++++ Record extracts

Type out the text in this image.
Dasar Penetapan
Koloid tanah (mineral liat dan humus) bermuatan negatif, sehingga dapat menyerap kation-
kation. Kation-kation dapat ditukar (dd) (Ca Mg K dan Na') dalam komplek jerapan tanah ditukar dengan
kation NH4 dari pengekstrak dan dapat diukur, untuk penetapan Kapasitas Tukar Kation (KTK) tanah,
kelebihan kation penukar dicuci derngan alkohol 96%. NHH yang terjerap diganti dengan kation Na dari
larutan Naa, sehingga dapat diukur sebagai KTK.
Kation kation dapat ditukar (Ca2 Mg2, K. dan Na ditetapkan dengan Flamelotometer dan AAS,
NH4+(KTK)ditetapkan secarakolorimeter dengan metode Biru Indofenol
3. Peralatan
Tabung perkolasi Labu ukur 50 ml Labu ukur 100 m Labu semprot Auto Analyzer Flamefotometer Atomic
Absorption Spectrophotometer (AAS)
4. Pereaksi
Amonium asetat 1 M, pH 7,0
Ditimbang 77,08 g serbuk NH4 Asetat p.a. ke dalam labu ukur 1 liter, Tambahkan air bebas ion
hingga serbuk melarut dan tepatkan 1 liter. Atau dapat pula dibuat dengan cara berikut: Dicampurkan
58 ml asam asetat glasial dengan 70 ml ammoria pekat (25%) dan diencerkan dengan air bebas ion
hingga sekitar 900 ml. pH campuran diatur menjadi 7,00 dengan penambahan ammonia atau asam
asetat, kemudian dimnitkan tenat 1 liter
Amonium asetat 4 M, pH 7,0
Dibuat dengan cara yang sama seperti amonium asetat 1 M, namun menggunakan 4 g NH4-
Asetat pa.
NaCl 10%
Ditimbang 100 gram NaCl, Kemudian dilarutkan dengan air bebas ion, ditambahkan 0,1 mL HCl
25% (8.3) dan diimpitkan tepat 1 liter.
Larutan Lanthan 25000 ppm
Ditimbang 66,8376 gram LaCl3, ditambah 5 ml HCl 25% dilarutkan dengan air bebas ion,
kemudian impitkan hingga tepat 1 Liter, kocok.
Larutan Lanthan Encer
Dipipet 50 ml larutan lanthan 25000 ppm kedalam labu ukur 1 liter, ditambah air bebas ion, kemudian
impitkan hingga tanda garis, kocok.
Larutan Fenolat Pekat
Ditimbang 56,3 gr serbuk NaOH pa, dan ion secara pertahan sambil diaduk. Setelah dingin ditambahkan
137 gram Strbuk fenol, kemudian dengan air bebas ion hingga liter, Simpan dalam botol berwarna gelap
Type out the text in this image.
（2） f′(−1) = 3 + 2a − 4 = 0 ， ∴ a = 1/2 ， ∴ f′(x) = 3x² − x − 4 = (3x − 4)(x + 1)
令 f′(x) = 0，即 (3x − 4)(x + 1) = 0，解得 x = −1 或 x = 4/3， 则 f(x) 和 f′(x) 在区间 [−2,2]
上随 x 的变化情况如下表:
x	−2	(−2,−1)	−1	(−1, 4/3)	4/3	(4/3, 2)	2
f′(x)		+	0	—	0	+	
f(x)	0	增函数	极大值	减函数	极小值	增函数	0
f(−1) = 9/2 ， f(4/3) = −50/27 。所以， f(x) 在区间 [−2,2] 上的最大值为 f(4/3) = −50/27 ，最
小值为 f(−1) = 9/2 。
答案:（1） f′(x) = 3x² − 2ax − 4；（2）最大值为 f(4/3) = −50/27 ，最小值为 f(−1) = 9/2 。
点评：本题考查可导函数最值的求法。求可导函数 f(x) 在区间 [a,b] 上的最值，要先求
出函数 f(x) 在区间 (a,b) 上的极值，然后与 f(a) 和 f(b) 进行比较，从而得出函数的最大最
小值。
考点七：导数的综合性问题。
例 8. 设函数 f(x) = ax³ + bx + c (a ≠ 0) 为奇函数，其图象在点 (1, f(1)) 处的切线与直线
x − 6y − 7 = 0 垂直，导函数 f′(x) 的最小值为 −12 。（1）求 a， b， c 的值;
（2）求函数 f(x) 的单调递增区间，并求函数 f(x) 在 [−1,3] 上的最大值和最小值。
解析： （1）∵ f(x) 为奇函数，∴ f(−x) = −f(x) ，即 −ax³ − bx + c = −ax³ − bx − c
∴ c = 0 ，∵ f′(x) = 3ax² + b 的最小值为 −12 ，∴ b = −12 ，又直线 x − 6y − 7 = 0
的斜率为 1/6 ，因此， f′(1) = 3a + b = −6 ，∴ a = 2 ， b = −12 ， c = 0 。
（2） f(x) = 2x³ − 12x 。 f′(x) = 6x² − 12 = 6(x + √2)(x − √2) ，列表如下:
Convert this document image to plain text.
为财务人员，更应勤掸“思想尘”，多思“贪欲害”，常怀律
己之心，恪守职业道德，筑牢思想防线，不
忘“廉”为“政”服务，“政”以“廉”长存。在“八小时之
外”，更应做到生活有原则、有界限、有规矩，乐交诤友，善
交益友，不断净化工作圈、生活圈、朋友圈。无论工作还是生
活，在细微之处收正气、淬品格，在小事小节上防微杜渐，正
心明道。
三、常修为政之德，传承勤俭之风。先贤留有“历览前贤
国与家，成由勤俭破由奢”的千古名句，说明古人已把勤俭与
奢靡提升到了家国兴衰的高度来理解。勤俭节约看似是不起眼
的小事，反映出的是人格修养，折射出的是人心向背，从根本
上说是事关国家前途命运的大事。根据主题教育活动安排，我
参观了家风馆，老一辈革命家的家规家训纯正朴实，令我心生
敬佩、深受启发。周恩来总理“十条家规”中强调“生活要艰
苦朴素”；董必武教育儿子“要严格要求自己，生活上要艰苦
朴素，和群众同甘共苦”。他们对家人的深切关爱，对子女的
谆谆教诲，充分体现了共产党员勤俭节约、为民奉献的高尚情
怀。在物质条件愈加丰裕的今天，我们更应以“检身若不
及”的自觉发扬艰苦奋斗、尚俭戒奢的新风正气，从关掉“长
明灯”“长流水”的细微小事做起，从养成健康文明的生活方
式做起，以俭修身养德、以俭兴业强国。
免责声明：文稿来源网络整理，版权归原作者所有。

++++++++

> _Problem description_
Return exactly the lines from the one containing "Convert this document image to plain text." to the last line of the data, and nothing more.

> _Exercise answer_
Convert this document image to plain text.
为财务人员，更应勤掸“思想尘”，多思“贪欲害”，常怀律
己之心，恪守职业道德，筑牢思想防线，不
忘“廉”为“政”服务，“政”以“廉”长存。在“八小时之
外”，更应做到生活有原则、有界限、有规矩，乐交诤友，善
交益友，不断净化工作圈、生活圈、朋友圈。无论工作还是生
活，在细微之处收正气、淬品格，在小事小节上防微杜渐，正
心明道。
三、常修为政之德，传承勤俭之风。先贤留有“历览前贤
国与家，成由勤俭破由奢”的千古名句，说明古人已把勤俭与
奢靡提升到了家国兴衰的高度来理解。勤俭节约看似是不起眼
的小事，反映出的是人格修养，折射出的是人心向背，从根本
上说是事关国家前途命运的大事。根据主题教育活动安排，我
参观了家风馆，老一辈革命家的家规家训纯正朴实，令我心生
敬佩、深受启发。周恩来总理“十条家规”中强调“生活要艰
苦朴素”；董必武教育儿子“要严格要求自己，生活上要艰苦
朴素，和群众同甘共苦”。他们对家人的深切关爱，对子女的
谆谆教诲，充分体现了共产党员勤俭节约、为民奉献的高尚情
怀。在物质条件愈加丰裕的今天，我们更应以“检身若不
及”的自觉发扬艰苦奋斗、尚俭戒奢的新风正气，从关掉“长
明灯”“长流水”的细微小事做起，从养成健康文明的生活方
式做起，以俭修身养德、以俭兴业强国。
免责声明：文稿来源网络整理，版权归原作者所有。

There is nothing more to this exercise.